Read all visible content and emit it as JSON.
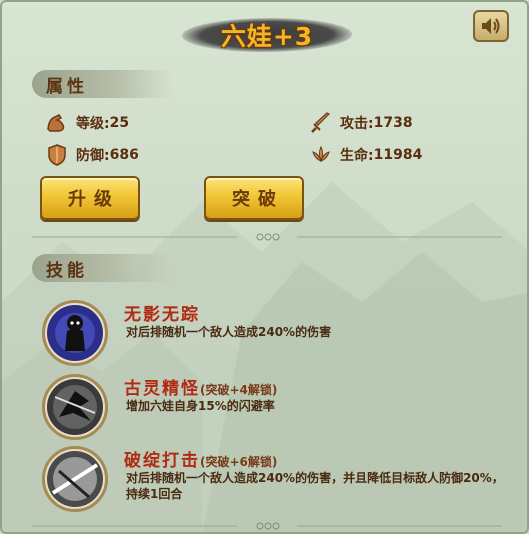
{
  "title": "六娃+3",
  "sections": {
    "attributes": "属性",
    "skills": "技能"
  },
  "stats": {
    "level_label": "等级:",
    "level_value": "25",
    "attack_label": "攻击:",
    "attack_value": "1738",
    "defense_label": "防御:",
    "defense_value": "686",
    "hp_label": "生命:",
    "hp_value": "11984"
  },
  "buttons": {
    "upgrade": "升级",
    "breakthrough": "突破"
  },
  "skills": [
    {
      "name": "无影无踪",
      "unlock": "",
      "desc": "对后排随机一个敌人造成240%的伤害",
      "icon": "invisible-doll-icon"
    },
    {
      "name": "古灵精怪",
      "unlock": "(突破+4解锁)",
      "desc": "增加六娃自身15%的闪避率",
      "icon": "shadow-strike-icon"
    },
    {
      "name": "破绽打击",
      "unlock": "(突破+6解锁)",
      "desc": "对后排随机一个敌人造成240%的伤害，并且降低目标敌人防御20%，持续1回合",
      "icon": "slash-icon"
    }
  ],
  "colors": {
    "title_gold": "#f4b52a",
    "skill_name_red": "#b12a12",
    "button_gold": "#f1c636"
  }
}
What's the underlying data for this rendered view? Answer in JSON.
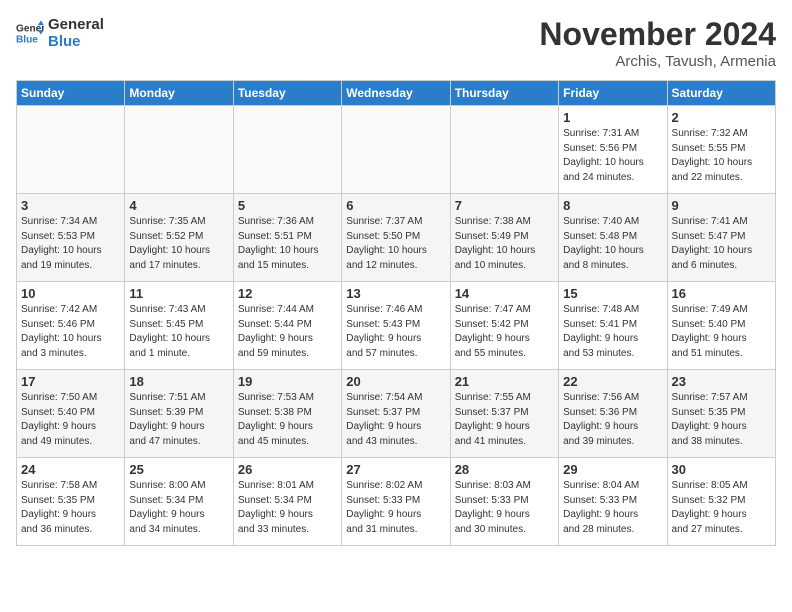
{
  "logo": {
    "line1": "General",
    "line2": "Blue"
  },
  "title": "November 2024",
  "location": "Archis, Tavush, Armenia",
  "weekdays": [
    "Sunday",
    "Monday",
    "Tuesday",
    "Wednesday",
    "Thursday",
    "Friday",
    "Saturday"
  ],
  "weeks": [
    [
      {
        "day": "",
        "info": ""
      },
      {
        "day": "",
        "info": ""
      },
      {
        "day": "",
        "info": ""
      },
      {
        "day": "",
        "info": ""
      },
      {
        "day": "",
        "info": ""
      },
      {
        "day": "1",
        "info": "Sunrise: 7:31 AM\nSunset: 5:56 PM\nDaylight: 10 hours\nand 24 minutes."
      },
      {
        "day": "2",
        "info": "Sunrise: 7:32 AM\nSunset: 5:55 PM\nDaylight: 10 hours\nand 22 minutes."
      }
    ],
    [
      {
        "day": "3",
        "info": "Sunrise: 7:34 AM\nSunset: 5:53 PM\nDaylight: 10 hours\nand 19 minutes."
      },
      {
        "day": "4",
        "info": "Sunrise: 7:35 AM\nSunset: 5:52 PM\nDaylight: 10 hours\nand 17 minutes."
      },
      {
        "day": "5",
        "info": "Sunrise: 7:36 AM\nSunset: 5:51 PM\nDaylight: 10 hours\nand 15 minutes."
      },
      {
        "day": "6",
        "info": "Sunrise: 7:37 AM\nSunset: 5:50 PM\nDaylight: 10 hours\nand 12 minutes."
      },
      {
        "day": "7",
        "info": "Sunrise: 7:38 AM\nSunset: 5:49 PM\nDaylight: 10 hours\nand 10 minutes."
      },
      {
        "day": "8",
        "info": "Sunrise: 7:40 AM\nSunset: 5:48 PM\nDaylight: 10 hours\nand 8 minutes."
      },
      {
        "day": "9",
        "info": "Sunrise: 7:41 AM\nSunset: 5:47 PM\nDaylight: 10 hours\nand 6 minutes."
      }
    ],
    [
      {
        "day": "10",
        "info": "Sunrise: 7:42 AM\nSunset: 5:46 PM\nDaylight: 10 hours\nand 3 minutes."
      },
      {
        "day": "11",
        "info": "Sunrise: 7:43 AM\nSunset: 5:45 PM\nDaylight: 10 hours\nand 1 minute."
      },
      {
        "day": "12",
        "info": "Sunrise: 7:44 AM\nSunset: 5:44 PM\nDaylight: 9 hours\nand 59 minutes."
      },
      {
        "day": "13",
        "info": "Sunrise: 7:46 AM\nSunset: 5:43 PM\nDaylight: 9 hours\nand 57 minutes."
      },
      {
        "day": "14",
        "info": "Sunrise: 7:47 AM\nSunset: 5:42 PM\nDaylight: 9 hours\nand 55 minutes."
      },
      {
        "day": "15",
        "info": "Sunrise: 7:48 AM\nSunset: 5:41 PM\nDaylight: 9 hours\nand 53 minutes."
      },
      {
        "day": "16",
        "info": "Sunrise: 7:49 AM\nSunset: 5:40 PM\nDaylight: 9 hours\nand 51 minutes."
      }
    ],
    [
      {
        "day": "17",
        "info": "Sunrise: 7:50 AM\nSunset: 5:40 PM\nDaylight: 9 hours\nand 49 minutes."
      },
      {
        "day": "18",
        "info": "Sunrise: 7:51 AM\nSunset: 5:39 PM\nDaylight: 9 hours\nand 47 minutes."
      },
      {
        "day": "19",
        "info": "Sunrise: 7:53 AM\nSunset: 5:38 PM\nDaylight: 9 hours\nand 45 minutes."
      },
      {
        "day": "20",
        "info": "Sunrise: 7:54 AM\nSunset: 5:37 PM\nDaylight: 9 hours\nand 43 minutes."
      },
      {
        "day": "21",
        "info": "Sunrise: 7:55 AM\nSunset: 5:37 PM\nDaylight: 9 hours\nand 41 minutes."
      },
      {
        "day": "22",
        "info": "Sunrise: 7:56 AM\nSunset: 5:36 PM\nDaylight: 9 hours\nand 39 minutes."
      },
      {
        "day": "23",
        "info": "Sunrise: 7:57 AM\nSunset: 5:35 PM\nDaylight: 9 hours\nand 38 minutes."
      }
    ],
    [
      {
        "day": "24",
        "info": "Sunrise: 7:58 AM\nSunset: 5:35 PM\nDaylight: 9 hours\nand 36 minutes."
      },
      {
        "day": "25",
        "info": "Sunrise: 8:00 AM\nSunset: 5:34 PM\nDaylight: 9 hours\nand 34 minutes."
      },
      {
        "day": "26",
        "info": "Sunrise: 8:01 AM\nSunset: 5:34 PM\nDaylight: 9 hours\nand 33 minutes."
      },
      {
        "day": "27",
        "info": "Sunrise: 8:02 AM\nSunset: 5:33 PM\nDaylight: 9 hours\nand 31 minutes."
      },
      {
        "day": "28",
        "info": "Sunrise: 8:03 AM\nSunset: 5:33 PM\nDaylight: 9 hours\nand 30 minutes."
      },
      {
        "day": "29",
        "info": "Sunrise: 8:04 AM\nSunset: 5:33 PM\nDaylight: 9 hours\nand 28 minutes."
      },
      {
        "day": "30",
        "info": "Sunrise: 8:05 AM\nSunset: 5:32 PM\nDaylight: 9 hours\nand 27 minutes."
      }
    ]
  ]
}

+===+

## WHAT IS REQUIRED
Omit every picture, and otherwise quote the entries exactly.

## EXERCISE OUTPUT
Read all visible content and emit it as JSON.
{
  "title": "六娃+3",
  "sections": {
    "attributes": "属性",
    "skills": "技能"
  },
  "stats": {
    "level_label": "等级:",
    "level_value": "25",
    "attack_label": "攻击:",
    "attack_value": "1738",
    "defense_label": "防御:",
    "defense_value": "686",
    "hp_label": "生命:",
    "hp_value": "11984"
  },
  "buttons": {
    "upgrade": "升级",
    "breakthrough": "突破"
  },
  "skills": [
    {
      "name": "无影无踪",
      "unlock": "",
      "desc": "对后排随机一个敌人造成240%的伤害",
      "icon": "invisible-doll-icon"
    },
    {
      "name": "古灵精怪",
      "unlock": "(突破+4解锁)",
      "desc": "增加六娃自身15%的闪避率",
      "icon": "shadow-strike-icon"
    },
    {
      "name": "破绽打击",
      "unlock": "(突破+6解锁)",
      "desc": "对后排随机一个敌人造成240%的伤害，并且降低目标敌人防御20%，持续1回合",
      "icon": "slash-icon"
    }
  ],
  "colors": {
    "title_gold": "#f4b52a",
    "skill_name_red": "#b12a12",
    "button_gold": "#f1c636"
  }
}
What's the underlying data for this rendered view? Answer in JSON.
{
  "logo": {
    "line1": "General",
    "line2": "Blue"
  },
  "title": "November 2024",
  "location": "Archis, Tavush, Armenia",
  "weekdays": [
    "Sunday",
    "Monday",
    "Tuesday",
    "Wednesday",
    "Thursday",
    "Friday",
    "Saturday"
  ],
  "weeks": [
    [
      {
        "day": "",
        "info": ""
      },
      {
        "day": "",
        "info": ""
      },
      {
        "day": "",
        "info": ""
      },
      {
        "day": "",
        "info": ""
      },
      {
        "day": "",
        "info": ""
      },
      {
        "day": "1",
        "info": "Sunrise: 7:31 AM\nSunset: 5:56 PM\nDaylight: 10 hours\nand 24 minutes."
      },
      {
        "day": "2",
        "info": "Sunrise: 7:32 AM\nSunset: 5:55 PM\nDaylight: 10 hours\nand 22 minutes."
      }
    ],
    [
      {
        "day": "3",
        "info": "Sunrise: 7:34 AM\nSunset: 5:53 PM\nDaylight: 10 hours\nand 19 minutes."
      },
      {
        "day": "4",
        "info": "Sunrise: 7:35 AM\nSunset: 5:52 PM\nDaylight: 10 hours\nand 17 minutes."
      },
      {
        "day": "5",
        "info": "Sunrise: 7:36 AM\nSunset: 5:51 PM\nDaylight: 10 hours\nand 15 minutes."
      },
      {
        "day": "6",
        "info": "Sunrise: 7:37 AM\nSunset: 5:50 PM\nDaylight: 10 hours\nand 12 minutes."
      },
      {
        "day": "7",
        "info": "Sunrise: 7:38 AM\nSunset: 5:49 PM\nDaylight: 10 hours\nand 10 minutes."
      },
      {
        "day": "8",
        "info": "Sunrise: 7:40 AM\nSunset: 5:48 PM\nDaylight: 10 hours\nand 8 minutes."
      },
      {
        "day": "9",
        "info": "Sunrise: 7:41 AM\nSunset: 5:47 PM\nDaylight: 10 hours\nand 6 minutes."
      }
    ],
    [
      {
        "day": "10",
        "info": "Sunrise: 7:42 AM\nSunset: 5:46 PM\nDaylight: 10 hours\nand 3 minutes."
      },
      {
        "day": "11",
        "info": "Sunrise: 7:43 AM\nSunset: 5:45 PM\nDaylight: 10 hours\nand 1 minute."
      },
      {
        "day": "12",
        "info": "Sunrise: 7:44 AM\nSunset: 5:44 PM\nDaylight: 9 hours\nand 59 minutes."
      },
      {
        "day": "13",
        "info": "Sunrise: 7:46 AM\nSunset: 5:43 PM\nDaylight: 9 hours\nand 57 minutes."
      },
      {
        "day": "14",
        "info": "Sunrise: 7:47 AM\nSunset: 5:42 PM\nDaylight: 9 hours\nand 55 minutes."
      },
      {
        "day": "15",
        "info": "Sunrise: 7:48 AM\nSunset: 5:41 PM\nDaylight: 9 hours\nand 53 minutes."
      },
      {
        "day": "16",
        "info": "Sunrise: 7:49 AM\nSunset: 5:40 PM\nDaylight: 9 hours\nand 51 minutes."
      }
    ],
    [
      {
        "day": "17",
        "info": "Sunrise: 7:50 AM\nSunset: 5:40 PM\nDaylight: 9 hours\nand 49 minutes."
      },
      {
        "day": "18",
        "info": "Sunrise: 7:51 AM\nSunset: 5:39 PM\nDaylight: 9 hours\nand 47 minutes."
      },
      {
        "day": "19",
        "info": "Sunrise: 7:53 AM\nSunset: 5:38 PM\nDaylight: 9 hours\nand 45 minutes."
      },
      {
        "day": "20",
        "info": "Sunrise: 7:54 AM\nSunset: 5:37 PM\nDaylight: 9 hours\nand 43 minutes."
      },
      {
        "day": "21",
        "info": "Sunrise: 7:55 AM\nSunset: 5:37 PM\nDaylight: 9 hours\nand 41 minutes."
      },
      {
        "day": "22",
        "info": "Sunrise: 7:56 AM\nSunset: 5:36 PM\nDaylight: 9 hours\nand 39 minutes."
      },
      {
        "day": "23",
        "info": "Sunrise: 7:57 AM\nSunset: 5:35 PM\nDaylight: 9 hours\nand 38 minutes."
      }
    ],
    [
      {
        "day": "24",
        "info": "Sunrise: 7:58 AM\nSunset: 5:35 PM\nDaylight: 9 hours\nand 36 minutes."
      },
      {
        "day": "25",
        "info": "Sunrise: 8:00 AM\nSunset: 5:34 PM\nDaylight: 9 hours\nand 34 minutes."
      },
      {
        "day": "26",
        "info": "Sunrise: 8:01 AM\nSunset: 5:34 PM\nDaylight: 9 hours\nand 33 minutes."
      },
      {
        "day": "27",
        "info": "Sunrise: 8:02 AM\nSunset: 5:33 PM\nDaylight: 9 hours\nand 31 minutes."
      },
      {
        "day": "28",
        "info": "Sunrise: 8:03 AM\nSunset: 5:33 PM\nDaylight: 9 hours\nand 30 minutes."
      },
      {
        "day": "29",
        "info": "Sunrise: 8:04 AM\nSunset: 5:33 PM\nDaylight: 9 hours\nand 28 minutes."
      },
      {
        "day": "30",
        "info": "Sunrise: 8:05 AM\nSunset: 5:32 PM\nDaylight: 9 hours\nand 27 minutes."
      }
    ]
  ]
}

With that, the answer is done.